[[ Provided text, beginning ]]

THE SOLAR SYSTEM (AND ITS ORIGINS)


WHAT IS IT?

The Solar System includes our star the Sun and the planets, dwarf planets, comets, asteroids, and other matter that orbit the Sun.

 The Sun and the Solar System were formed about 4.6 billion years ago when a giant gas cloud composed mostly of hydrogen and helium atoms collapsed into a spinning disk.  The center of the disk became the Sun, while four rocky planets and four gas giants formed in orbit around the Sun. The Sun contains 99.9 percent of all the mass in the Solar System, while the planets are leftovers of the original accretion disk.  The Solar System is vast. Neptune, the outermost planet, is 30 times farther away from the Sun than the Earth is. Beyond Neptunes orbit lies the Kuiper Belt, which includes the dwarf planet Pluto. The comet-filled Oort Cloud may be the most distant part of the Solar System, a light-year away from the Sun (more than 1000 times farther away than Pluto!).

WHY IS IT IMPORTANT?

The formation of the Solar System would have been impossible if not for the existence of earlier stars that lived and died long before the Sun was born, and life as we know it on Earth would be impossible without our Solar System.

[[ Provided text, end ]]

* Required actions:
**A.** According to the Solar System text, about how long ago did the Sun and the Solar System form?
**B.** In the Solar System text, write out the passage from "THE SOLAR SYSTEM (AND" up to and including "orbit the Sun.", substituting "meteoroids" for "asteroids".
**C.** Pick up the Solar System text after its last sentence and continue it.

[[ Records, beginning ]]

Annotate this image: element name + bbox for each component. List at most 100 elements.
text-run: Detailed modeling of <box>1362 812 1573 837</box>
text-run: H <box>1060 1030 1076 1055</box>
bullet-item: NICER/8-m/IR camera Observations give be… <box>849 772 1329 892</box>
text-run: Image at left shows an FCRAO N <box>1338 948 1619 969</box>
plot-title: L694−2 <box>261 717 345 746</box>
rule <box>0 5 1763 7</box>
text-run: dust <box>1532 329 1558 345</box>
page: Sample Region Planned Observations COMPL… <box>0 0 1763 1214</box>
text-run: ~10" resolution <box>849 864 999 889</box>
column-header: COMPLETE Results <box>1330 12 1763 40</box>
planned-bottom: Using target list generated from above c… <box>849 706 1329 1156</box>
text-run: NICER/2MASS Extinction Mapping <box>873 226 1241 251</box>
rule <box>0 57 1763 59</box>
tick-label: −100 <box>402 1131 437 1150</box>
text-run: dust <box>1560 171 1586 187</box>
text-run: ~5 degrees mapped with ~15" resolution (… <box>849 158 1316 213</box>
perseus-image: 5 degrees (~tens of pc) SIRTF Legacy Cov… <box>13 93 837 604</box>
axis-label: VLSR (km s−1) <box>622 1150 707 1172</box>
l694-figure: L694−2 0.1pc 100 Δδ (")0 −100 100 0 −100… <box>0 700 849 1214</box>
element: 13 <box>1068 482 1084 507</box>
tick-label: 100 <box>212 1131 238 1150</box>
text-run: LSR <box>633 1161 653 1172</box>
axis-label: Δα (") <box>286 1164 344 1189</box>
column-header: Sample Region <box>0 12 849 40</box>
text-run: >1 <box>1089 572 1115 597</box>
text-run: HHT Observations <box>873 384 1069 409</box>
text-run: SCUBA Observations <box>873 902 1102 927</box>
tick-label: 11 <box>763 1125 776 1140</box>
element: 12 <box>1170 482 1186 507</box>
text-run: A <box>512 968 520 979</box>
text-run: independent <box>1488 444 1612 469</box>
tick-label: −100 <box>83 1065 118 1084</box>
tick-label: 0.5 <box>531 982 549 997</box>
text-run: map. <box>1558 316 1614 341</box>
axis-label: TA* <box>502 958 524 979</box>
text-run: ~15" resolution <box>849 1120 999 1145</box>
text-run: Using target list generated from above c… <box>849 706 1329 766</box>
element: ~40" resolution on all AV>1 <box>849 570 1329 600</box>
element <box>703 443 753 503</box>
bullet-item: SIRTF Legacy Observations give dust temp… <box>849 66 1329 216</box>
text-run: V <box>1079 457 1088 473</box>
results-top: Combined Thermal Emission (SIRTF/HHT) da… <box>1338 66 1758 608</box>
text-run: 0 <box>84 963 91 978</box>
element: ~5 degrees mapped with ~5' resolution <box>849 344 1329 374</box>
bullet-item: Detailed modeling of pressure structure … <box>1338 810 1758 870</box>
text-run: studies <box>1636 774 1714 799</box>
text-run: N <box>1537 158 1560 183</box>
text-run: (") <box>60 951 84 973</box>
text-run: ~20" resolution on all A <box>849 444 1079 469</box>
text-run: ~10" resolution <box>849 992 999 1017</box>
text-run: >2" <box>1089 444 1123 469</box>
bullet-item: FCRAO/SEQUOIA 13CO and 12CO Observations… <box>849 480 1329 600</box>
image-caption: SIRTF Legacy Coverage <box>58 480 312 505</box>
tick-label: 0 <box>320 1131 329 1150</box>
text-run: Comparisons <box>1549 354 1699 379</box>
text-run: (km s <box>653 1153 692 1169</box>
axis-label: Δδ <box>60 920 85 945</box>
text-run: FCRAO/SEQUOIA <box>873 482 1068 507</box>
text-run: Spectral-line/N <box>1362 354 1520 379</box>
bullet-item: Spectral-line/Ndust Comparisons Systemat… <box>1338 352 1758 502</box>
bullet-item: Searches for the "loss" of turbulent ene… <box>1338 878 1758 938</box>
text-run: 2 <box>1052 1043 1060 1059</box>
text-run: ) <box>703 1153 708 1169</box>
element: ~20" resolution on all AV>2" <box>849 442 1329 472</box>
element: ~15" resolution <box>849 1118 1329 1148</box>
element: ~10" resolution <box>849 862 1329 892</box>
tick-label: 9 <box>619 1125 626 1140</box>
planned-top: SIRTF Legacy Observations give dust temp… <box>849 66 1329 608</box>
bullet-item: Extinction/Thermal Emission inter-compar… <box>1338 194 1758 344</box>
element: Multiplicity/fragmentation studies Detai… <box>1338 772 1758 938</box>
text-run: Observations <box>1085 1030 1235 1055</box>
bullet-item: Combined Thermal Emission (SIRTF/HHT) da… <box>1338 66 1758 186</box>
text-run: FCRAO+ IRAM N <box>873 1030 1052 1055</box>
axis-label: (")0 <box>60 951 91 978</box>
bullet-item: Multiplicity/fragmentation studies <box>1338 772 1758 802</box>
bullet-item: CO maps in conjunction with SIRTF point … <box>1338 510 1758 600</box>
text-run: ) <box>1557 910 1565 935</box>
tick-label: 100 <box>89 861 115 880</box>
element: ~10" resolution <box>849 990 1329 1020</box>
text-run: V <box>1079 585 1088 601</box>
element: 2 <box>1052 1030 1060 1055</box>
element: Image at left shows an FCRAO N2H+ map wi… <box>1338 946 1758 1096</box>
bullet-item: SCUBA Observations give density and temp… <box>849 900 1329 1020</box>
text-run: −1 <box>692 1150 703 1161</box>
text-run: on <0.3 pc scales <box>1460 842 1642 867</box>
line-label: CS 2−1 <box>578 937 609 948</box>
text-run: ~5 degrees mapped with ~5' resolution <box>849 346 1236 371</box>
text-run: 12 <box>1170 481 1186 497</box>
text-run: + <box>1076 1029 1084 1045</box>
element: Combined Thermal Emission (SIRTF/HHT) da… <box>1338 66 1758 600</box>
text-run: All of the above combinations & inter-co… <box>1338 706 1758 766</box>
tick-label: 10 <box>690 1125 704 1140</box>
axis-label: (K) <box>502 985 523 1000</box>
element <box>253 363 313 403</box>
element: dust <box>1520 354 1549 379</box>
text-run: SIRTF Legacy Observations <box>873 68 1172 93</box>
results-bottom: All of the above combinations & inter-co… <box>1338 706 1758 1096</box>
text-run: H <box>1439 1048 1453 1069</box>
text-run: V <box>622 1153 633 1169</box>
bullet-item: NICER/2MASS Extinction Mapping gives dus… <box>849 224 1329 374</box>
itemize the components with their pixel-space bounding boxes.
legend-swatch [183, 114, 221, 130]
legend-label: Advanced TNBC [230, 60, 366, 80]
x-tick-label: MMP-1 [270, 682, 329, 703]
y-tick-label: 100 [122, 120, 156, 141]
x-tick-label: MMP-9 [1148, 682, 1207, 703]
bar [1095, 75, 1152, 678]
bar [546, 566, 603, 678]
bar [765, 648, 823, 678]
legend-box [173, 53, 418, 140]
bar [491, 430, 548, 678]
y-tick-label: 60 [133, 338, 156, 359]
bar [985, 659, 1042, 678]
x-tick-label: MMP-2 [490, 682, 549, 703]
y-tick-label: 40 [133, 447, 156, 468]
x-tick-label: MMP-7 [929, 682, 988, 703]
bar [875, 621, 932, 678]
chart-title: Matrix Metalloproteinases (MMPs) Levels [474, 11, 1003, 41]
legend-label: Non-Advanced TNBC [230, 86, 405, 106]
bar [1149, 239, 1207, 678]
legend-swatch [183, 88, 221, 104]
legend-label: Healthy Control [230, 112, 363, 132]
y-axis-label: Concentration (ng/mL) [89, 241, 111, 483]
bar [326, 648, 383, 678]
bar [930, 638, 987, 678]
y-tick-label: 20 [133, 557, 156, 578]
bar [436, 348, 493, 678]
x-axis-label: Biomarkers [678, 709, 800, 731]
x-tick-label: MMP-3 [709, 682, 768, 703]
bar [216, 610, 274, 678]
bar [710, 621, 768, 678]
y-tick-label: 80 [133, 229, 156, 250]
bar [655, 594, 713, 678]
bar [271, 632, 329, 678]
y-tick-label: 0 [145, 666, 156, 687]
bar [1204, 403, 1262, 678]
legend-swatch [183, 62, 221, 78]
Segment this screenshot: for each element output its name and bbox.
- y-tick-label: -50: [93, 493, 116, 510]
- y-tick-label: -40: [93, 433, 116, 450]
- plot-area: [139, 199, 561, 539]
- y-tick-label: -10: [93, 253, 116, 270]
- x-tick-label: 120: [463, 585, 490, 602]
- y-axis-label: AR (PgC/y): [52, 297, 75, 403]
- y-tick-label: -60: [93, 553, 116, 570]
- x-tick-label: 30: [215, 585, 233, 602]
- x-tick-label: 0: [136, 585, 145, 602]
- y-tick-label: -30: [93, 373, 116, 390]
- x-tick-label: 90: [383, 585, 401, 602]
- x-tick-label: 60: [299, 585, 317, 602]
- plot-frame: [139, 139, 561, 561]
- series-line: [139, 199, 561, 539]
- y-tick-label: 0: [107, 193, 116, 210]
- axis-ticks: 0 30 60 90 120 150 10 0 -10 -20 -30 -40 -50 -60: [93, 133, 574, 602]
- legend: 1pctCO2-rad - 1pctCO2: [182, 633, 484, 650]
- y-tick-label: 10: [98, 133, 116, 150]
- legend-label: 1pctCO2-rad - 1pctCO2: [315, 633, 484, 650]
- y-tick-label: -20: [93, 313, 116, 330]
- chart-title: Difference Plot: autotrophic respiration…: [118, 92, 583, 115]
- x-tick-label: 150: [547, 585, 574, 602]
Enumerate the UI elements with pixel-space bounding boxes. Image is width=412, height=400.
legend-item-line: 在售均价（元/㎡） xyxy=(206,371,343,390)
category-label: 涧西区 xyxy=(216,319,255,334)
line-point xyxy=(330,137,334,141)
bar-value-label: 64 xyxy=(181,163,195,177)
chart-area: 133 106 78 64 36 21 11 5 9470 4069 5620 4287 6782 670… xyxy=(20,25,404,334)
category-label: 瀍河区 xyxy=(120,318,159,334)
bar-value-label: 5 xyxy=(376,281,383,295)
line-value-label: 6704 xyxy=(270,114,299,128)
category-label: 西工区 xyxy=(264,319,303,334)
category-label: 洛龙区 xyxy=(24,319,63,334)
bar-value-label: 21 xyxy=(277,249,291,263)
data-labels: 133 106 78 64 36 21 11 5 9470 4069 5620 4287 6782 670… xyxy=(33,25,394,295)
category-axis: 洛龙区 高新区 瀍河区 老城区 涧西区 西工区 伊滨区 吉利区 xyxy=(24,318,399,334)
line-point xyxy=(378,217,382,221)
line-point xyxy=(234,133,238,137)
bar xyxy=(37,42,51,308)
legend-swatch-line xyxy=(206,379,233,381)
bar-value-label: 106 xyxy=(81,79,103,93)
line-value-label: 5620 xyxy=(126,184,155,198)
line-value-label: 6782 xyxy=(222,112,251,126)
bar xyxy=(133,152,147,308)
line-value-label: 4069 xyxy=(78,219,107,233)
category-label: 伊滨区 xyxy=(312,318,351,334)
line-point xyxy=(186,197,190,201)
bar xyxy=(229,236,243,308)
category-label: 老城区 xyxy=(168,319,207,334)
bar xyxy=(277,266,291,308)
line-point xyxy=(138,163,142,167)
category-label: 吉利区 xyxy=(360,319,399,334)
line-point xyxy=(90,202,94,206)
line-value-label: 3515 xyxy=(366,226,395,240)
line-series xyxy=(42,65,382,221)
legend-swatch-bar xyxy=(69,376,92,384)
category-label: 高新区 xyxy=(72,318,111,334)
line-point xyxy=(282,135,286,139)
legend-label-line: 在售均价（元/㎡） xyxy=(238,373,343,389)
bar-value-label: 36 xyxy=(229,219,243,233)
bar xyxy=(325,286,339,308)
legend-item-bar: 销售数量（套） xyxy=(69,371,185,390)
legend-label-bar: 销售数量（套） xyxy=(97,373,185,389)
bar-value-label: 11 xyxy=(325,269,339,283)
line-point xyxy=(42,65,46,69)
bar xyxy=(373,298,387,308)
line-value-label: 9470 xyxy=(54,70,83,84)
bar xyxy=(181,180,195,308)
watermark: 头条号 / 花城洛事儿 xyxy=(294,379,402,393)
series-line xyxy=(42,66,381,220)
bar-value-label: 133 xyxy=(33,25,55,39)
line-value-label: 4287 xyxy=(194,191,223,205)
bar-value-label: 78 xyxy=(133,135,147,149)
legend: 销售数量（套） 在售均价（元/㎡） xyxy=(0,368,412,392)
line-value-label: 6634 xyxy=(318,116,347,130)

[[ Records, end ]]

* Task-by-task outputs:
**A.** About 4.6 billion years ago.

**B.**
THE SOLAR SYSTEM (AND ITS ORIGINS)


WHAT IS IT?

The Solar System includes our star the Sun and the planets, dwarf planets, comets, meteoroids, and other matter that orbit the Sun.

**C.**
 These earlier stars created heavy elements that help make up Earth, including iron, oxygen, silicon, magnesium, sulfur, nickel, calcium, and aluminum.  The Solar System sets the stage for the emergence of life: its rocky inner planets, especially Earth, provide an environment with water and other chemicals that are necessary for life to exist, and the Sun provides the necessary energy.

HOW DO WE KNOW ABOUT IT?

The Solar System has a certain order to it: all planets move around the Sun in nearly circular orbits, in the same direction, in almost the same plane. The idea that the Solar System formed from a spinning disk explains all of these features.

 We also observe similar disks around young stars elsewhere in the Milky Way Galaxy, where planets like our own might be forming.  The study of other star systems, including those with exoplanets, gives astronomers the opportunity to further test and refine their ideas about how our Solar System formed.